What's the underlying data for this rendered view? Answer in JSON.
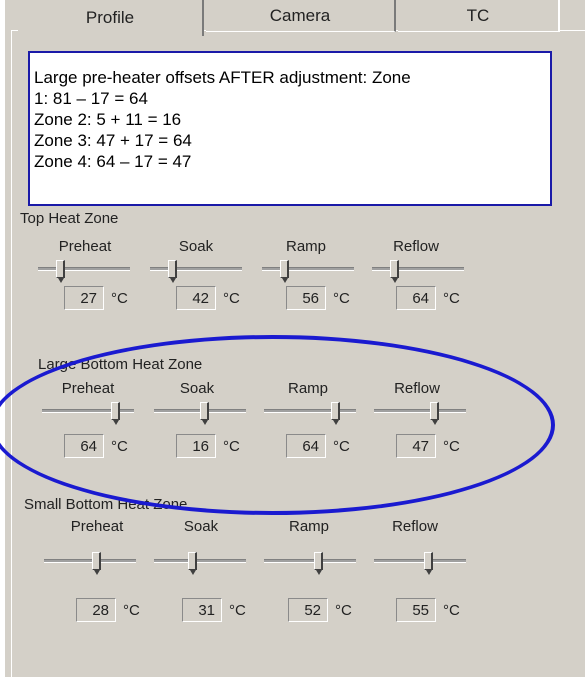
{
  "tabs": [
    {
      "label": "Profile",
      "active": true
    },
    {
      "label": "Camera",
      "active": false
    },
    {
      "label": "TC",
      "active": false
    }
  ],
  "note": {
    "lines": [
      "Large pre-heater offsets AFTER adjustment: Zone",
      "1: 81 – 17 = 64",
      "Zone 2: 5 + 11 = 16",
      "Zone 3: 47 + 17 = 64",
      "Zone 4: 64 – 17 = 47"
    ]
  },
  "unit": "°C",
  "columns": [
    "Preheat",
    "Soak",
    "Ramp",
    "Reflow"
  ],
  "groups": [
    {
      "title": "Top Heat Zone",
      "values": [
        "27",
        "42",
        "56",
        "64"
      ],
      "slider_fraction": [
        0.25,
        0.25,
        0.25,
        0.25
      ]
    },
    {
      "title": "Large Bottom Heat Zone",
      "values": [
        "64",
        "16",
        "64",
        "47"
      ],
      "slider_fraction": [
        0.8,
        0.55,
        0.75,
        0.65
      ]
    },
    {
      "title": "Small Bottom Heat Zone",
      "values": [
        "28",
        "31",
        "52",
        "55"
      ],
      "slider_fraction": [
        0.6,
        0.4,
        0.6,
        0.6
      ]
    }
  ],
  "colors": {
    "panel": "#d4d0c8",
    "annotation": "#1a1aa8"
  }
}
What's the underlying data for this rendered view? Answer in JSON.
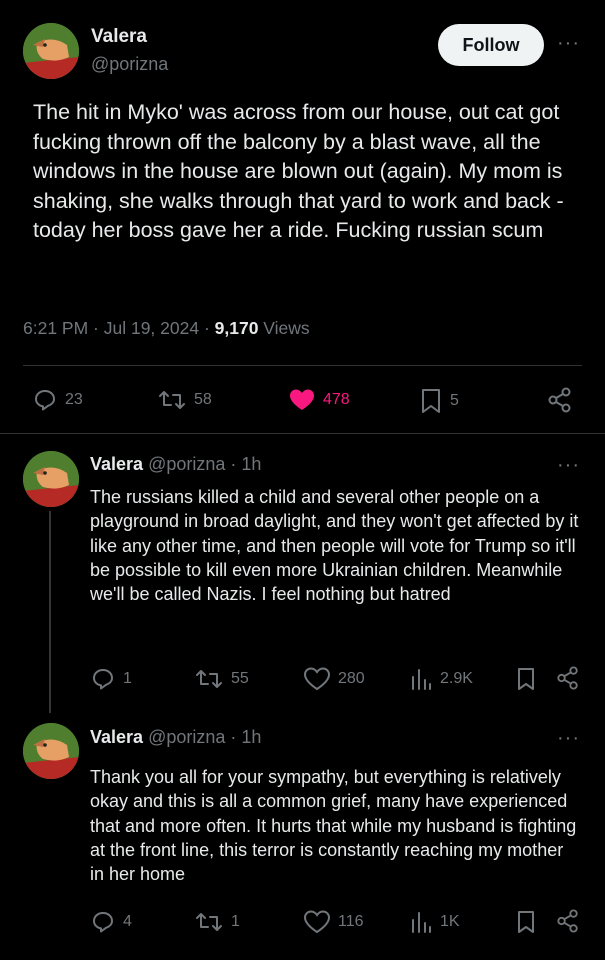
{
  "main_tweet": {
    "author_name": "Valera",
    "handle": "@porizna",
    "follow_label": "Follow",
    "more_label": "···",
    "text": "The hit in Myko' was across from our house, out cat got fucking thrown off the balcony by a blast wave, all the windows in the house are blown out (again). My mom is shaking, she walks through that yard to work and back - today her boss gave her a ride. Fucking russian scum",
    "timestamp": "6:21 PM · Jul 19, 2024 · ",
    "views_count": "9,170",
    "views_label": " Views",
    "replies": "23",
    "reposts": "58",
    "likes": "478",
    "bookmarks": "5",
    "like_color": "#f91880"
  },
  "replies": [
    {
      "author_name": "Valera",
      "handle": "@porizna",
      "time": " · 1h",
      "more_label": "···",
      "text": "The russians killed a child and several other people on a playground in broad daylight, and they won't get affected by it like any other time, and then people will vote for Trump so it'll be possible to kill even more Ukrainian children. Meanwhile we'll be called Nazis. I feel nothing but hatred",
      "replies": "1",
      "reposts": "55",
      "likes": "280",
      "views": "2.9K"
    },
    {
      "author_name": "Valera",
      "handle": "@porizna",
      "time": " · 1h",
      "more_label": "···",
      "text": "Thank you all for your sympathy, but everything is relatively okay and this is all a common grief, many have experienced that and more often. It hurts that while my husband is fighting at the front line, this terror is constantly reaching my mother in her home",
      "replies": "4",
      "reposts": "1",
      "likes": "116",
      "views": "1K"
    }
  ],
  "colors": {
    "background": "#000000",
    "text": "#e7e9ea",
    "muted": "#71767b",
    "divider": "#2f3336",
    "like": "#f91880"
  },
  "icons": [
    "avatar",
    "more-icon",
    "reply-icon",
    "repost-icon",
    "like-icon",
    "views-icon",
    "bookmark-icon",
    "share-icon"
  ]
}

::::::::

Take the data above and repeat it exactly, leaving each picture out.

== Exercise answer ==
What's the underlying data for this rendered view? Answer in JSON.
{
  "tabs": [
    {
      "label": "Profile",
      "active": true
    },
    {
      "label": "Camera",
      "active": false
    },
    {
      "label": "TC",
      "active": false
    }
  ],
  "note": {
    "lines": [
      "Large pre-heater offsets AFTER adjustment: Zone",
      "1: 81 – 17 = 64",
      "Zone 2: 5 + 11 = 16",
      "Zone 3: 47 + 17 = 64",
      "Zone 4: 64 – 17 = 47"
    ]
  },
  "unit": "°C",
  "columns": [
    "Preheat",
    "Soak",
    "Ramp",
    "Reflow"
  ],
  "groups": [
    {
      "title": "Top Heat Zone",
      "values": [
        "27",
        "42",
        "56",
        "64"
      ],
      "slider_fraction": [
        0.25,
        0.25,
        0.25,
        0.25
      ]
    },
    {
      "title": "Large Bottom Heat Zone",
      "values": [
        "64",
        "16",
        "64",
        "47"
      ],
      "slider_fraction": [
        0.8,
        0.55,
        0.75,
        0.65
      ]
    },
    {
      "title": "Small Bottom Heat Zone",
      "values": [
        "28",
        "31",
        "52",
        "55"
      ],
      "slider_fraction": [
        0.6,
        0.4,
        0.6,
        0.6
      ]
    }
  ],
  "colors": {
    "panel": "#d4d0c8",
    "annotation": "#1a1aa8"
  }
}
What's the underlying data for this rendered view? Answer in JSON.
{
  "main_tweet": {
    "author_name": "Valera",
    "handle": "@porizna",
    "follow_label": "Follow",
    "more_label": "···",
    "text": "The hit in Myko' was across from our house, out cat got fucking thrown off the balcony by a blast wave, all the windows in the house are blown out (again). My mom is shaking, she walks through that yard to work and back - today her boss gave her a ride. Fucking russian scum",
    "timestamp": "6:21 PM · Jul 19, 2024 · ",
    "views_count": "9,170",
    "views_label": " Views",
    "replies": "23",
    "reposts": "58",
    "likes": "478",
    "bookmarks": "5",
    "like_color": "#f91880"
  },
  "replies": [
    {
      "author_name": "Valera",
      "handle": "@porizna",
      "time": " · 1h",
      "more_label": "···",
      "text": "The russians killed a child and several other people on a playground in broad daylight, and they won't get affected by it like any other time, and then people will vote for Trump so it'll be possible to kill even more Ukrainian children. Meanwhile we'll be called Nazis. I feel nothing but hatred",
      "replies": "1",
      "reposts": "55",
      "likes": "280",
      "views": "2.9K"
    },
    {
      "author_name": "Valera",
      "handle": "@porizna",
      "time": " · 1h",
      "more_label": "···",
      "text": "Thank you all for your sympathy, but everything is relatively okay and this is all a common grief, many have experienced that and more often. It hurts that while my husband is fighting at the front line, this terror is constantly reaching my mother in her home",
      "replies": "4",
      "reposts": "1",
      "likes": "116",
      "views": "1K"
    }
  ],
  "colors": {
    "background": "#000000",
    "text": "#e7e9ea",
    "muted": "#71767b",
    "divider": "#2f3336",
    "like": "#f91880"
  },
  "icons": [
    "avatar",
    "more-icon",
    "reply-icon",
    "repost-icon",
    "like-icon",
    "views-icon",
    "bookmark-icon",
    "share-icon"
  ]
}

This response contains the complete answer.